DATA ENTRIES:
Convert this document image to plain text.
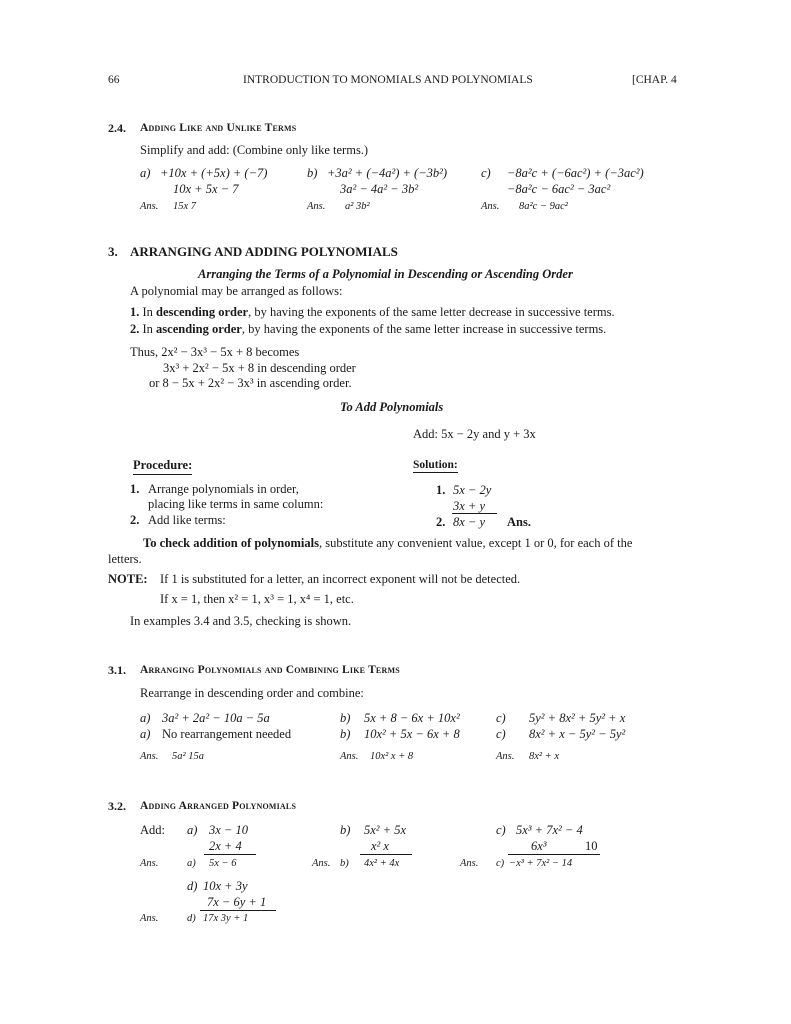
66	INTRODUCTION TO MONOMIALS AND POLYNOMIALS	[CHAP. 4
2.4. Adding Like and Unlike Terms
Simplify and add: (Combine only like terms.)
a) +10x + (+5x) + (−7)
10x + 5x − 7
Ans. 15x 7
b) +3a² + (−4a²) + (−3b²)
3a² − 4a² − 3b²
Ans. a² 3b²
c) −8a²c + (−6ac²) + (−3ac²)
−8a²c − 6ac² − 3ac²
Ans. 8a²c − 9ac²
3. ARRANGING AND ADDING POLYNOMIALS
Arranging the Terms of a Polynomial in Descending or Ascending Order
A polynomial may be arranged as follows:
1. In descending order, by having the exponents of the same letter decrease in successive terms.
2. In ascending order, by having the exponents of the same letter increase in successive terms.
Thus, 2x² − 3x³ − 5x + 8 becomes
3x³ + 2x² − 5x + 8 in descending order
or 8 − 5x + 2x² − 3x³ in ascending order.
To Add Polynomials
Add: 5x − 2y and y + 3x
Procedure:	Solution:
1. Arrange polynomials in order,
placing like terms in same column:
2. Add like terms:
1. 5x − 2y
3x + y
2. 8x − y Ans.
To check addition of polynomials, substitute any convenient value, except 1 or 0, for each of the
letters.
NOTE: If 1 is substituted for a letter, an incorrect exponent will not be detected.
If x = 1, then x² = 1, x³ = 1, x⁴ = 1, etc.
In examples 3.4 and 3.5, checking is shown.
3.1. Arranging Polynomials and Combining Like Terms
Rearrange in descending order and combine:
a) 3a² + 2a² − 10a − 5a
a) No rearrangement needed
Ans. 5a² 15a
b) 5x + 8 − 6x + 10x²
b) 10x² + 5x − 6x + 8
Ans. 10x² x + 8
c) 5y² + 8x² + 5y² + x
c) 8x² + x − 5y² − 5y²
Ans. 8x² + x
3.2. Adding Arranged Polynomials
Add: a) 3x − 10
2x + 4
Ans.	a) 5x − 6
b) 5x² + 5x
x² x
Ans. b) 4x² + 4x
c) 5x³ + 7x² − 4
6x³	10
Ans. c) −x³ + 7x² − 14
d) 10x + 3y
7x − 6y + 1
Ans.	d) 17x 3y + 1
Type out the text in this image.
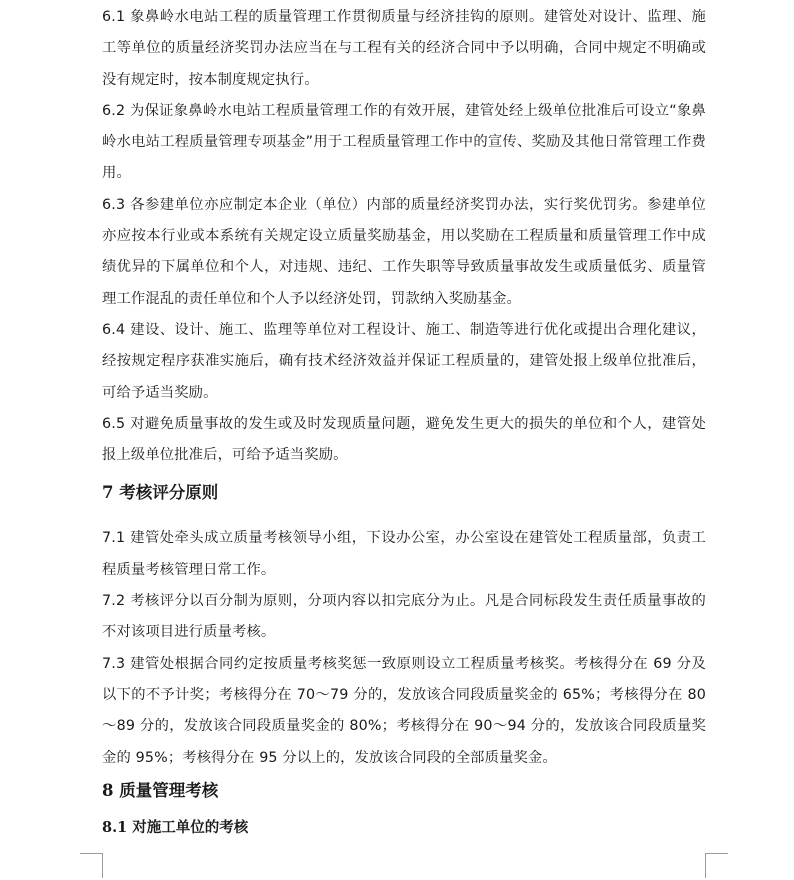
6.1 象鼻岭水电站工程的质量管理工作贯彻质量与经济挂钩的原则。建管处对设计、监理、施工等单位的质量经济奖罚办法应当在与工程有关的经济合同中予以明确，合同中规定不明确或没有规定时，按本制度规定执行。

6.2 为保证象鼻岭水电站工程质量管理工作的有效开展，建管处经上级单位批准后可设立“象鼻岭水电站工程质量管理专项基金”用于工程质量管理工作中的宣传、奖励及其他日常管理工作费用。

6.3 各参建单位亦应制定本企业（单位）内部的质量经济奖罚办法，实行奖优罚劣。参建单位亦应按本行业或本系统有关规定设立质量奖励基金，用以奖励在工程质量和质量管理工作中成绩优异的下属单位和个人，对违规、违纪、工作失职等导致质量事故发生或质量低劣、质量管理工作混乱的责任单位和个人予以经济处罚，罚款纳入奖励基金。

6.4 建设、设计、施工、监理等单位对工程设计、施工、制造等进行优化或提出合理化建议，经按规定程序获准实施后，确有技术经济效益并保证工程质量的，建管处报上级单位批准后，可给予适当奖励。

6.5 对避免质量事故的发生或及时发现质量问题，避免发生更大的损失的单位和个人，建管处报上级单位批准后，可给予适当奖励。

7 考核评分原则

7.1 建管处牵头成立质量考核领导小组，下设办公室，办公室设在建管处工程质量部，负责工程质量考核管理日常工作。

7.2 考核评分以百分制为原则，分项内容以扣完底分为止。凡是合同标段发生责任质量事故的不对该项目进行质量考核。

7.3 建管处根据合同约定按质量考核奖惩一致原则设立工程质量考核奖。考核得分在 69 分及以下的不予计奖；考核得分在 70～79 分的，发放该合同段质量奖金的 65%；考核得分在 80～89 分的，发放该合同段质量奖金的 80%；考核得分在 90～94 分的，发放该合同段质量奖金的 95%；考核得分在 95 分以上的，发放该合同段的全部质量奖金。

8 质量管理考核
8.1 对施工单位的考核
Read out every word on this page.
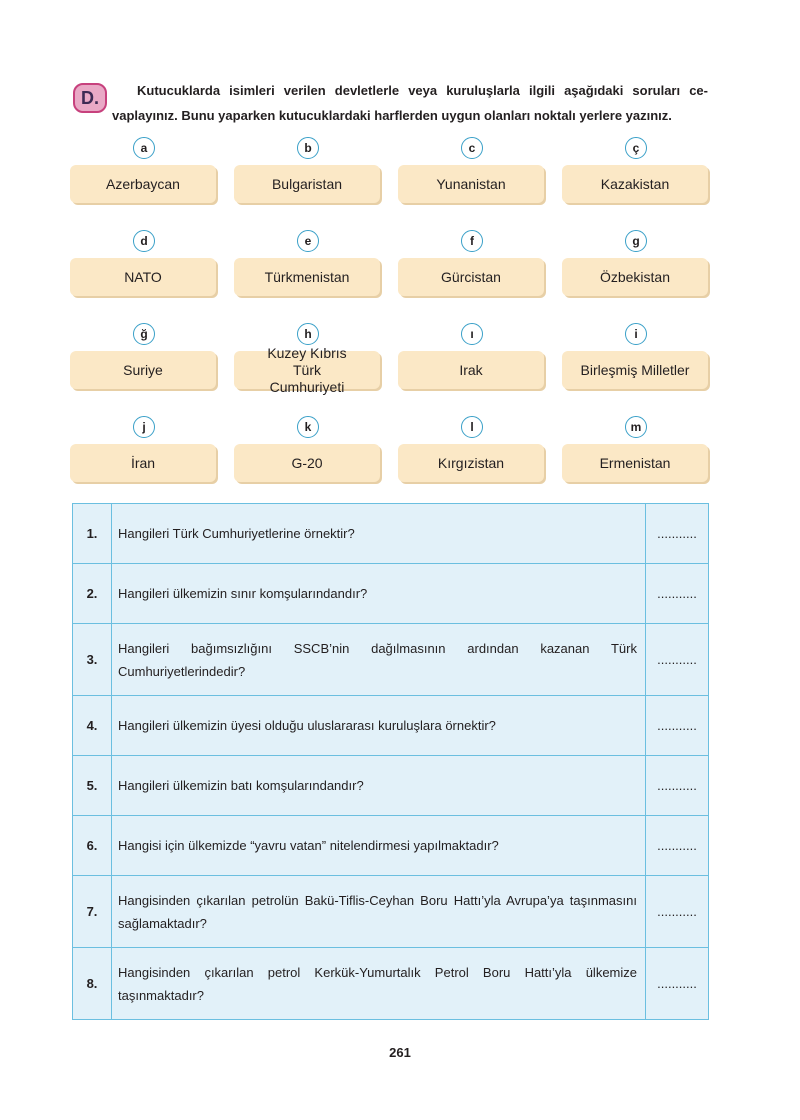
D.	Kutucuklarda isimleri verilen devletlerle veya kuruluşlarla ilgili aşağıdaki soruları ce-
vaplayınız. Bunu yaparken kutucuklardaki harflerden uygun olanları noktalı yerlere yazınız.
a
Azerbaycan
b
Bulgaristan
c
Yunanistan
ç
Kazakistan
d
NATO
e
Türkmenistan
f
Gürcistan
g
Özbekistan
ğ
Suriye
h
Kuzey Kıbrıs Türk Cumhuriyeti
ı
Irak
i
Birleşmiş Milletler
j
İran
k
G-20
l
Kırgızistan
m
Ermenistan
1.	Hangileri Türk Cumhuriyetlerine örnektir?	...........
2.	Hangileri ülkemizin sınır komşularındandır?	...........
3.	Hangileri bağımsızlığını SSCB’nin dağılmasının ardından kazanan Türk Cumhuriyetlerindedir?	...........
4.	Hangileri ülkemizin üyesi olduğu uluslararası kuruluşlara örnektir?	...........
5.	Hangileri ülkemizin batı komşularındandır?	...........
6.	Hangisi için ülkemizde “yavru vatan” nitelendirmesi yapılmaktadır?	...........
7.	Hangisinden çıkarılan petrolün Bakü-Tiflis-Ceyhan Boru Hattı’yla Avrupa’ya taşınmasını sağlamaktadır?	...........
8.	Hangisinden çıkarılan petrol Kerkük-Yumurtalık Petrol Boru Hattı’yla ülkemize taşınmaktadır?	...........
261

REQUEST: Work out the number of lines in this listing that include the word "Boru". Reply with that number only.

RESPONSE BELOW: 2